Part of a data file
»»

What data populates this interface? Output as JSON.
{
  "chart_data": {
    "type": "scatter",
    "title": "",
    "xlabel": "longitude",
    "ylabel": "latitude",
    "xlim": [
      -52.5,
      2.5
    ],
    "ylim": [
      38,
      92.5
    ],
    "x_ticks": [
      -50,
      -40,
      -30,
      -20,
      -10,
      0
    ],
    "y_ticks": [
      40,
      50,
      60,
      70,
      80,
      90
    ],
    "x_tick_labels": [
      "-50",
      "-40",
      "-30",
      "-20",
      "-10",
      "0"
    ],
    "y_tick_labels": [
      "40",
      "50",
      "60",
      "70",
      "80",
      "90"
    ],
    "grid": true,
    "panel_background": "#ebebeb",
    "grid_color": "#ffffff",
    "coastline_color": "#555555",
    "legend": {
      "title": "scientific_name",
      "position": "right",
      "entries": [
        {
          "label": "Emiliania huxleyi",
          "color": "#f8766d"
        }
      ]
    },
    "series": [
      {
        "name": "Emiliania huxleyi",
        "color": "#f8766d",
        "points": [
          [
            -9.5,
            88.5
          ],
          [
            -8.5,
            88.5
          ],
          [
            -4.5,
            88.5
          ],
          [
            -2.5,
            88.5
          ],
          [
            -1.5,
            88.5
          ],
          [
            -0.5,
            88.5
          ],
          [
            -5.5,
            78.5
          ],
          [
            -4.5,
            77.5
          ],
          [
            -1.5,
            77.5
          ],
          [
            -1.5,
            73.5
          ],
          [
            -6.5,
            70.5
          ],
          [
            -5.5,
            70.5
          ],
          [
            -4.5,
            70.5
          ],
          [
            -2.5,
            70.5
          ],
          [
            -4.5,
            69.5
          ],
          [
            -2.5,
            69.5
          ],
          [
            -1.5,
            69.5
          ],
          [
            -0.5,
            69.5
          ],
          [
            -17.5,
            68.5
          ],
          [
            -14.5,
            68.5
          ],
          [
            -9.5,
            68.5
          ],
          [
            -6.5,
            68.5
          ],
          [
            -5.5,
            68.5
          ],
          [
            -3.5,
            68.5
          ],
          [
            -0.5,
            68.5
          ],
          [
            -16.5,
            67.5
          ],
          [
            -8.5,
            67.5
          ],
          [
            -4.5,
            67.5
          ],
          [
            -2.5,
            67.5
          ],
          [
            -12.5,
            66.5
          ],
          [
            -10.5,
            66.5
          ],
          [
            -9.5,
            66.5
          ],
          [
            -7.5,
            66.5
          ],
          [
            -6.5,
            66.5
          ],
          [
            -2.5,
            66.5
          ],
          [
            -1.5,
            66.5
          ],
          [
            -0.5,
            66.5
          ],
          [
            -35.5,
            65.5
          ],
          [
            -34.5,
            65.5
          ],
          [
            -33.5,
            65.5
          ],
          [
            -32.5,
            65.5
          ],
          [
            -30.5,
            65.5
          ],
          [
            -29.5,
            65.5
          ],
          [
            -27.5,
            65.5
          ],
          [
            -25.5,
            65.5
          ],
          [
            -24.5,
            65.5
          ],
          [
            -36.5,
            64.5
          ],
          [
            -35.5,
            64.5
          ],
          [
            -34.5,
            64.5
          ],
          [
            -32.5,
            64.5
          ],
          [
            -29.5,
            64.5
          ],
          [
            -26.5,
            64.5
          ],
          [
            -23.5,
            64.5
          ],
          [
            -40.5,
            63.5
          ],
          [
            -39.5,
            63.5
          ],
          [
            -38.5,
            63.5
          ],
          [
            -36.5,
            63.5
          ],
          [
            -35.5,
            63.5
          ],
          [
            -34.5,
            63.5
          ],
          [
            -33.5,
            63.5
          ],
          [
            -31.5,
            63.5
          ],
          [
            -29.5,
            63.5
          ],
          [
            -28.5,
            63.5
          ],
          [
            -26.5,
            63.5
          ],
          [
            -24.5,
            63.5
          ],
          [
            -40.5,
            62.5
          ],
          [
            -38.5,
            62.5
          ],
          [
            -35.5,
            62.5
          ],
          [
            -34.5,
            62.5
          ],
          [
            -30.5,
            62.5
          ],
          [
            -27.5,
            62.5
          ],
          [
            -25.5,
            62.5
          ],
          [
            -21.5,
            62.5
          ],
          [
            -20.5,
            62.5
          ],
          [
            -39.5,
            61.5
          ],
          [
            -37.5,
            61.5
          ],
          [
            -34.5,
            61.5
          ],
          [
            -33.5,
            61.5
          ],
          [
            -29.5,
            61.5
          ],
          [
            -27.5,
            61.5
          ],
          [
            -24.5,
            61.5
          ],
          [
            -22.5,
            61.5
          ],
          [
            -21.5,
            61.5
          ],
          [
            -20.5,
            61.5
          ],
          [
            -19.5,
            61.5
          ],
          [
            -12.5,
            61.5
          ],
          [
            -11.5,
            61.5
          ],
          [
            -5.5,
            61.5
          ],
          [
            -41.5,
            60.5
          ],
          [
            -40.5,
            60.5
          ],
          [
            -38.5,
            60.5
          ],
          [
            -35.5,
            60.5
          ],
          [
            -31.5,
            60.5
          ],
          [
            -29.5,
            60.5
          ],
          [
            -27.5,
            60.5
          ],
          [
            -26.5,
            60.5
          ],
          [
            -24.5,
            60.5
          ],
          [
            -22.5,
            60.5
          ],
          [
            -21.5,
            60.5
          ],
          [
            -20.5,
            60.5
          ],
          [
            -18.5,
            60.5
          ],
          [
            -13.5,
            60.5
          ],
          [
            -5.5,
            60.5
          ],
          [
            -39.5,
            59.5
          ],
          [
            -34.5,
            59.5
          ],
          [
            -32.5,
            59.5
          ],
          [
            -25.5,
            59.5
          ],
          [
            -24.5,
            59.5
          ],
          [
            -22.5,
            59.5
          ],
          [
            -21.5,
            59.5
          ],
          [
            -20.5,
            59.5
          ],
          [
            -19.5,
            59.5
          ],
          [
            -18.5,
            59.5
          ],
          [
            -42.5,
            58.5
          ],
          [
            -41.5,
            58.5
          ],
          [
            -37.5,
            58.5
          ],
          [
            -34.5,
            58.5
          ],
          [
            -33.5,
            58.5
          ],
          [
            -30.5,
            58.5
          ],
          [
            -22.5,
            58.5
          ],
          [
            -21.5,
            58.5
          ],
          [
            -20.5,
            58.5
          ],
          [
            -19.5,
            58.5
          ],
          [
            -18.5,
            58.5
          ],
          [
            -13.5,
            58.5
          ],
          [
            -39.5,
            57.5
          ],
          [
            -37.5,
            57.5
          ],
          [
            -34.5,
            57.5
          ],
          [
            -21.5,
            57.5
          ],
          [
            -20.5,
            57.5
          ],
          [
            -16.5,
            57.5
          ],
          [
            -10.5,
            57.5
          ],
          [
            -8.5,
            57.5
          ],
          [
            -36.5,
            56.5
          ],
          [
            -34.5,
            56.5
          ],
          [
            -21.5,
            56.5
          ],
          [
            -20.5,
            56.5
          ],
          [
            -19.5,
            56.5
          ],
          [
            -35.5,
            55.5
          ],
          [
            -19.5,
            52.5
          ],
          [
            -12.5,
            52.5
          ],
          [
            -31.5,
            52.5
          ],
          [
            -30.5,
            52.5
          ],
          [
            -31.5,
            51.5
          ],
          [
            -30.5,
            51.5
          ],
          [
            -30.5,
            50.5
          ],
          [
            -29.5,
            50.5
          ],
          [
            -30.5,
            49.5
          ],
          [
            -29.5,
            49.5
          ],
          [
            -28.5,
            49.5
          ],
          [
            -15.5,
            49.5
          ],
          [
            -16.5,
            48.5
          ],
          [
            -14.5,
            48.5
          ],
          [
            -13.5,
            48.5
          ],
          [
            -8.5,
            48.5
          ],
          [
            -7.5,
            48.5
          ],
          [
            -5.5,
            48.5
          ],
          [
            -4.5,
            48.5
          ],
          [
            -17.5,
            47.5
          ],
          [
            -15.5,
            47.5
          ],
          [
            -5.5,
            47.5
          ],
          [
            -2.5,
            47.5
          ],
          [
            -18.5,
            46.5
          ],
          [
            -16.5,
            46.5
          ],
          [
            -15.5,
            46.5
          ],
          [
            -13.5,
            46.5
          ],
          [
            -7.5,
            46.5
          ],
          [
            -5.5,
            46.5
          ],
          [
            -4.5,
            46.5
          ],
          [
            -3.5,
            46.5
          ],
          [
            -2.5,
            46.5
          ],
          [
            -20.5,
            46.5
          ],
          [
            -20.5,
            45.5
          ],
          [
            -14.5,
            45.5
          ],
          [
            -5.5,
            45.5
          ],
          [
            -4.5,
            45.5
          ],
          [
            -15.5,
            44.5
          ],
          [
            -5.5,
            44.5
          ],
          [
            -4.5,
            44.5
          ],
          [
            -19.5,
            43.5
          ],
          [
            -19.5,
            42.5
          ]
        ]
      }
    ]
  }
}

««

_Exercise requirements_: Review the material and copy each line in which the word "huxleyi" appears.

_Problem solution_:
          "label": "Emiliania huxleyi",
        "name": "Emiliania huxleyi",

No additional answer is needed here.